On Tuesday, Gardner argued that the large amount of media interest in the case presented a significant disadvantage to his client.

The trial was initially moved from Modesto, where the couple had lived, to San Mateo County as a result of the media attention but a second request by the defense to move the trial again to a different county had been denied.

Gardner argued, however, that a significant number of people in San Mateo County were already aware of the case and had preconceived notions of Scott’s guilt.

Nearly half of the 1,000 potential jurors who completed written questionnaires said they had already determined what the verdict should be in the case, he said. Of those, 98% believed Scott was guilty. 

Gardner argued that the motion to move the trial should have been granted in light of the findings of the surveys.

He also argued that information about the case had filled television and radio airwaves for months before the trial. In one instance, according to Gardner, a San Mateo County local radio station took out a billboard with Scott in a jail suit that asked whether he should be considered “man” or “monster.”

"My position in a nutshell: if this isn't an extreme case then what is?" he said, according to KNTV,

Gardner also argued that 12 of the prospective jurors were excused after saying they opposed the death penalty but would still be willing to impose it.

He also argued that legal errors had been made during the trial, referencing one occasion where two jurors were allowed to climb into Scott’s boat and rock it from side to side, The Los Angeles Times reports.

The trial judge also told the defense team that they could not take the boat out into the bay to conduct experiments on whether or not it would capsize while throwing over a weight similar to Laci’s body unless the prosecution was also present for the experiment.

“The right to effective assistance of counsel includes the right to investigate your case in confidence,” he said.

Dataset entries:
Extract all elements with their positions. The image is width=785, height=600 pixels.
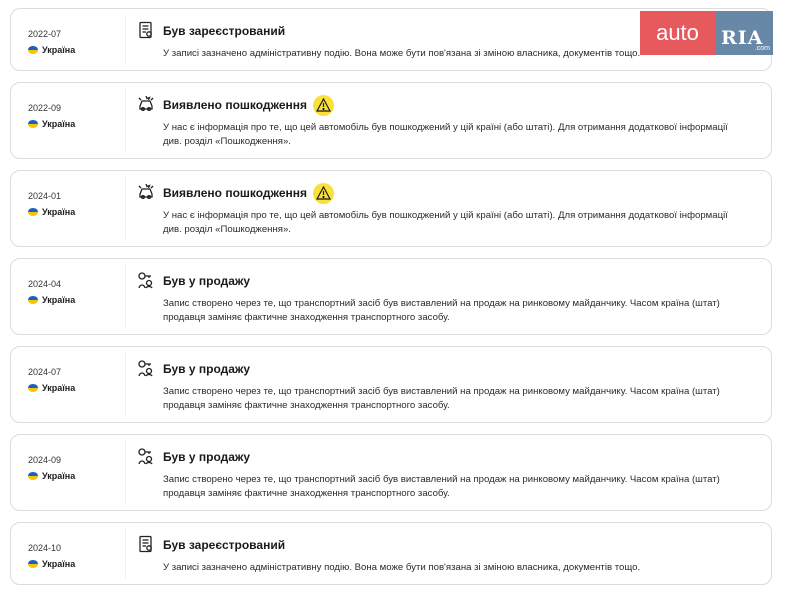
- event-date: 2022-09: [28, 103, 62, 113]
- ukraine-flag-icon: [28, 384, 38, 392]
- event-body: Виявлено пошкодження У нас є інформація …: [126, 171, 771, 246]
- ukraine-flag-icon: [28, 208, 38, 216]
- ukraine-flag-icon: [28, 560, 38, 568]
- damaged-car-icon: [137, 183, 157, 203]
- history-event-card: 2024-10 Україна Був зареєстрований У зап…: [10, 522, 772, 585]
- event-title-row: Виявлено пошкодження: [137, 182, 755, 204]
- event-meta: 2022-09 Україна: [11, 89, 126, 152]
- event-country: Україна: [28, 119, 125, 129]
- history-event-card: 2022-09 Україна Виявлено пошкодження У н…: [10, 82, 772, 159]
- event-date: 2024-10: [28, 543, 62, 553]
- history-event-card: 2024-01 Україна Виявлено пошкодження У н…: [10, 170, 772, 247]
- autoria-watermark-logo: auto RIA .com: [640, 11, 774, 55]
- event-meta: 2024-09 Україна: [11, 441, 126, 504]
- event-title-row: Був зареєстрований: [137, 535, 755, 555]
- event-title: Був зареєстрований: [163, 538, 286, 552]
- event-country: Україна: [28, 471, 125, 481]
- event-meta: 2024-07 Україна: [11, 353, 126, 416]
- event-country: Україна: [28, 295, 125, 305]
- event-title: Був зареєстрований: [163, 24, 286, 38]
- registration-document-icon: [137, 21, 157, 41]
- event-meta: 2024-04 Україна: [11, 265, 126, 328]
- event-title-row: Був у продажу: [137, 271, 755, 291]
- event-date: 2024-07: [28, 367, 62, 377]
- event-meta: 2022-07 Україна: [11, 15, 126, 64]
- history-event-card: 2024-07 Україна Був у продажу Запис ство…: [10, 346, 772, 423]
- event-country-label: Україна: [42, 45, 76, 55]
- event-country-label: Україна: [42, 559, 76, 569]
- warning-icon: [313, 94, 335, 116]
- for-sale-key-icon: [137, 447, 157, 467]
- event-description: У нас є інформація про те, що цей автомо…: [163, 210, 728, 235]
- logo-ria-block: RIA .com: [715, 11, 773, 55]
- event-date: 2024-01: [28, 191, 62, 201]
- for-sale-key-icon: [137, 271, 157, 291]
- for-sale-key-icon: [137, 359, 157, 379]
- event-description: Запис створено через те, що транспортний…: [163, 298, 720, 323]
- vehicle-history-timeline: 2022-07 Україна Був зареєстрований У зап…: [10, 8, 772, 596]
- event-country: Україна: [28, 207, 125, 217]
- registration-document-icon: [137, 535, 157, 555]
- event-title-row: Був у продажу: [137, 359, 755, 379]
- event-title: Був у продажу: [163, 450, 251, 464]
- event-date: 2022-07: [28, 29, 62, 39]
- logo-domain-text: .com: [754, 45, 770, 52]
- ukraine-flag-icon: [28, 120, 38, 128]
- event-title-row: Був у продажу: [137, 447, 755, 467]
- event-country-label: Україна: [42, 383, 76, 393]
- event-country-label: Україна: [42, 471, 76, 481]
- event-meta: 2024-01 Україна: [11, 177, 126, 240]
- event-body: Виявлено пошкодження У нас є інформація …: [126, 83, 771, 158]
- event-description: Запис створено через те, що транспортний…: [163, 474, 720, 499]
- event-description: У записі зазначено адміністративну подію…: [163, 562, 641, 573]
- event-country: Україна: [28, 383, 125, 393]
- warning-icon: [313, 182, 335, 204]
- event-country-label: Україна: [42, 295, 76, 305]
- ukraine-flag-icon: [28, 46, 38, 54]
- event-country-label: Україна: [42, 207, 76, 217]
- damaged-car-icon: [137, 95, 157, 115]
- event-country: Україна: [28, 559, 125, 569]
- event-body: Був у продажу Запис створено через те, щ…: [126, 259, 771, 334]
- ukraine-flag-icon: [28, 296, 38, 304]
- logo-auto-text: auto: [640, 11, 715, 55]
- event-date: 2024-04: [28, 279, 62, 289]
- event-description: Запис створено через те, що транспортний…: [163, 386, 720, 411]
- event-body: Був у продажу Запис створено через те, щ…: [126, 347, 771, 422]
- event-body: Був у продажу Запис створено через те, щ…: [126, 435, 771, 510]
- history-event-card: 2024-04 Україна Був у продажу Запис ство…: [10, 258, 772, 335]
- history-event-card: 2024-09 Україна Був у продажу Запис ство…: [10, 434, 772, 511]
- event-meta: 2024-10 Україна: [11, 529, 126, 578]
- event-country-label: Україна: [42, 119, 76, 129]
- ukraine-flag-icon: [28, 472, 38, 480]
- event-title: Виявлено пошкодження: [163, 186, 308, 200]
- event-body: Був зареєстрований У записі зазначено ад…: [126, 523, 771, 584]
- event-title: Був у продажу: [163, 274, 251, 288]
- event-description: У нас є інформація про те, що цей автомо…: [163, 122, 728, 147]
- event-title: Був у продажу: [163, 362, 251, 376]
- event-country: Україна: [28, 45, 125, 55]
- event-title-row: Виявлено пошкодження: [137, 94, 755, 116]
- event-title: Виявлено пошкодження: [163, 98, 308, 112]
- event-date: 2024-09: [28, 455, 62, 465]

- Given exercise A: In the article on Scott's appeal, why did Gardner say the motion to move the trial should have been granted?
- Given exercise B: Continue the article about Scott's appeal from where it stops.

- Exercise response A: He pointed to the survey findings. Nearly half of the 1,000 potential jurors who completed written questionnaires said they had already decided what the verdict should be, and 98% of those believed Scott was guilty.

- Exercise response B:
Peterson’s attorneys have also argued that defense attorney Mark Geragos failed to call possible witnesses who could have presented alternate explanations for Laci’s whereabouts that day, including witnesses who saw her walking the family dog and a mailman who said the family’s dog was not at home when he dropped off the mail, according to the local station.

Gardner filed a 423-page document to appeal the conviction in July 2012, CBS SF Bay Area reports.

Scott was arrested shortly after his wife’s body was discovered. He had dyed his hair blonde, was found with $15,000 in cash and was carrying camping equipment and multiple cell phones at the time.

Deputy Attorney General Donna M. Provenzano represented the prosecution on Tuesday, telling the court that there had been a “mountain of evidence” suggesting Scott’s guilt, the paper reports.

According to Provenzano, the law only required the court to overturn the death sentence if it was determined that a prospective juror was dismissed unfairly; however, she said there was “no credible claim” that any of the jurors in the case had been unfair.

“There is no contention in this appeal that that quality of evidence was insufficient,” she said, according to KNTV. “Because it wasn’t.”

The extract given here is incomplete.